* Materials provided *
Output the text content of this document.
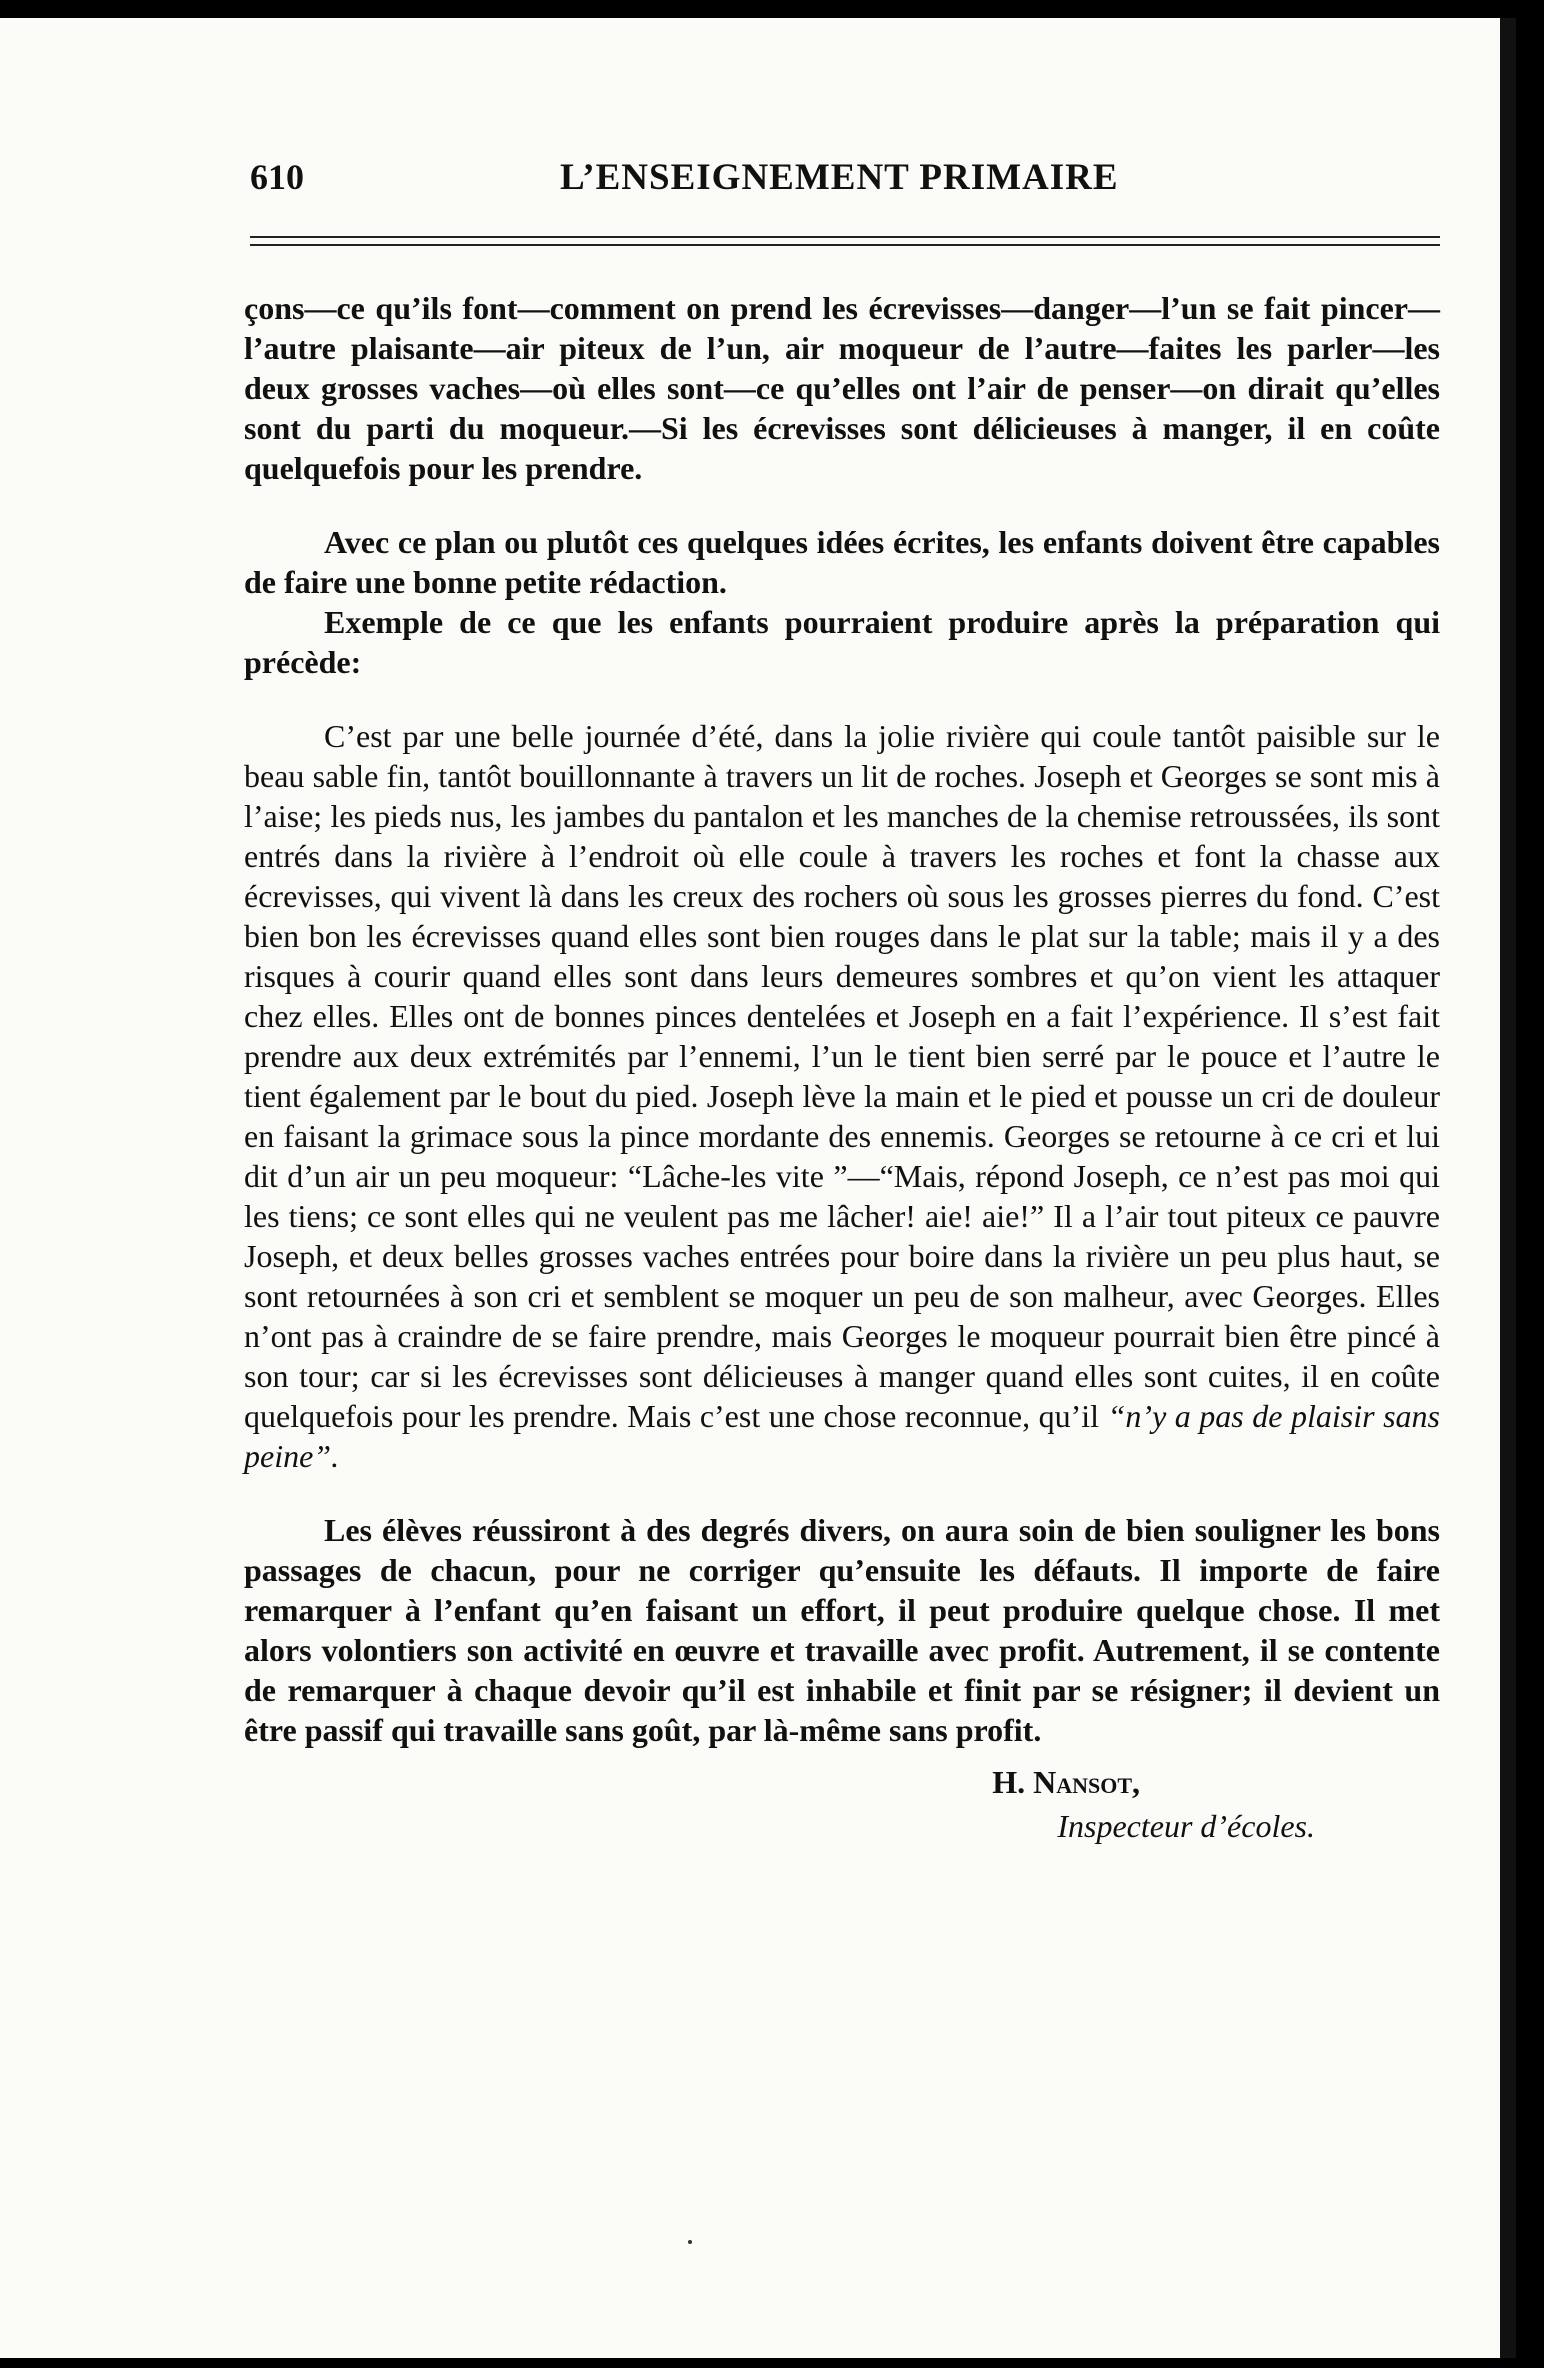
610	L’ENSEIGNEMENT PRIMAIRE

çons—ce qu’ils font—comment on prend les écrevisses—danger—l’un se fait pincer—l’autre plaisante—air piteux de l’un, air moqueur de l’autre—faites les parler—les deux grosses vaches—où elles sont—ce qu’elles ont l’air de penser—on dirait qu’elles sont du parti du moqueur.—Si les écrevisses sont délicieuses à manger, il en coûte quelquefois pour les prendre.

Avec ce plan ou plutôt ces quelques idées écrites, les enfants doivent être capables de faire une bonne petite rédaction.

Exemple de ce que les enfants pourraient produire après la préparation qui précède:

C’est par une belle journée d’été, dans la jolie rivière qui coule tantôt paisible sur le beau sable fin, tantôt bouillonnante à travers un lit de roches. Joseph et Georges se sont mis à l’aise; les pieds nus, les jambes du pantalon et les manches de la chemise retroussées, ils sont entrés dans la rivière à l’endroit où elle coule à travers les roches et font la chasse aux écrevisses, qui vivent là dans les creux des rochers où sous les grosses pierres du fond. C’est bien bon les écrevisses quand elles sont bien rouges dans le plat sur la table; mais il y a des risques à courir quand elles sont dans leurs demeures sombres et qu’on vient les attaquer chez elles. Elles ont de bonnes pinces dentelées et Joseph en a fait l’expérience. Il s’est fait prendre aux deux extrémités par l’ennemi, l’un le tient bien serré par le pouce et l’autre le tient également par le bout du pied. Joseph lève la main et le pied et pousse un cri de douleur en faisant la grimace sous la pince mordante des ennemis. Georges se retourne à ce cri et lui dit d’un air un peu moqueur: “Lâche-les vite ”—“Mais, répond Joseph, ce n’est pas moi qui les tiens; ce sont elles qui ne veulent pas me lâcher! aie! aie!” Il a l’air tout piteux ce pauvre Joseph, et deux belles grosses vaches entrées pour boire dans la rivière un peu plus haut, se sont retournées à son cri et semblent se moquer un peu de son malheur, avec Georges. Elles n’ont pas à craindre de se faire prendre, mais Georges le moqueur pourrait bien être pincé à son tour; car si les écrevisses sont délicieuses à manger quand elles sont cuites, il en coûte quelquefois pour les prendre. Mais c’est une chose reconnue, qu’il “n’y a pas de plaisir sans peine”.

Les élèves réussiront à des degrés divers, on aura soin de bien souligner les bons passages de chacun, pour ne corriger qu’ensuite les défauts. Il importe de faire remarquer à l’enfant qu’en faisant un effort, il peut produire quelque chose. Il met alors volontiers son activité en œuvre et travaille avec profit. Autrement, il se contente de remarquer à chaque devoir qu’il est inhabile et finit par se résigner; il devient un être passif qui travaille sans goût, par là-même sans profit.

H. Nansot,
Inspecteur d’écoles.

* Goal of the exercise *
Set the listing down in full and exactly. Pictures within it should not appear in the copy.

* Written reply *
Output the text content of this document.
610	L’ENSEIGNEMENT PRIMAIRE

çons—ce qu’ils font—comment on prend les écrevisses—danger—l’un se fait pincer—l’autre plaisante—air piteux de l’un, air moqueur de l’autre—faites les parler—les deux grosses vaches—où elles sont—ce qu’elles ont l’air de penser—on dirait qu’elles sont du parti du moqueur.—Si les écrevisses sont délicieuses à manger, il en coûte quelquefois pour les prendre.

Avec ce plan ou plutôt ces quelques idées écrites, les enfants doivent être capables de faire une bonne petite rédaction.

Exemple de ce que les enfants pourraient produire après la préparation qui précède:

C’est par une belle journée d’été, dans la jolie rivière qui coule tantôt paisible sur le beau sable fin, tantôt bouillonnante à travers un lit de roches. Joseph et Georges se sont mis à l’aise; les pieds nus, les jambes du pantalon et les manches de la chemise retroussées, ils sont entrés dans la rivière à l’endroit où elle coule à travers les roches et font la chasse aux écrevisses, qui vivent là dans les creux des rochers où sous les grosses pierres du fond. C’est bien bon les écrevisses quand elles sont bien rouges dans le plat sur la table; mais il y a des risques à courir quand elles sont dans leurs demeures sombres et qu’on vient les attaquer chez elles. Elles ont de bonnes pinces dentelées et Joseph en a fait l’expérience. Il s’est fait prendre aux deux extrémités par l’ennemi, l’un le tient bien serré par le pouce et l’autre le tient également par le bout du pied. Joseph lève la main et le pied et pousse un cri de douleur en faisant la grimace sous la pince mordante des ennemis. Georges se retourne à ce cri et lui dit d’un air un peu moqueur: “Lâche-les vite ”—“Mais, répond Joseph, ce n’est pas moi qui les tiens; ce sont elles qui ne veulent pas me lâcher! aie! aie!” Il a l’air tout piteux ce pauvre Joseph, et deux belles grosses vaches entrées pour boire dans la rivière un peu plus haut, se sont retournées à son cri et semblent se moquer un peu de son malheur, avec Georges. Elles n’ont pas à craindre de se faire prendre, mais Georges le moqueur pourrait bien être pincé à son tour; car si les écrevisses sont délicieuses à manger quand elles sont cuites, il en coûte quelquefois pour les prendre. Mais c’est une chose reconnue, qu’il “n’y a pas de plaisir sans peine”.

Les élèves réussiront à des degrés divers, on aura soin de bien souligner les bons passages de chacun, pour ne corriger qu’ensuite les défauts. Il importe de faire remarquer à l’enfant qu’en faisant un effort, il peut produire quelque chose. Il met alors volontiers son activité en œuvre et travaille avec profit. Autrement, il se contente de remarquer à chaque devoir qu’il est inhabile et finit par se résigner; il devient un être passif qui travaille sans goût, par là-même sans profit.

H. Nansot,
Inspecteur d’écoles.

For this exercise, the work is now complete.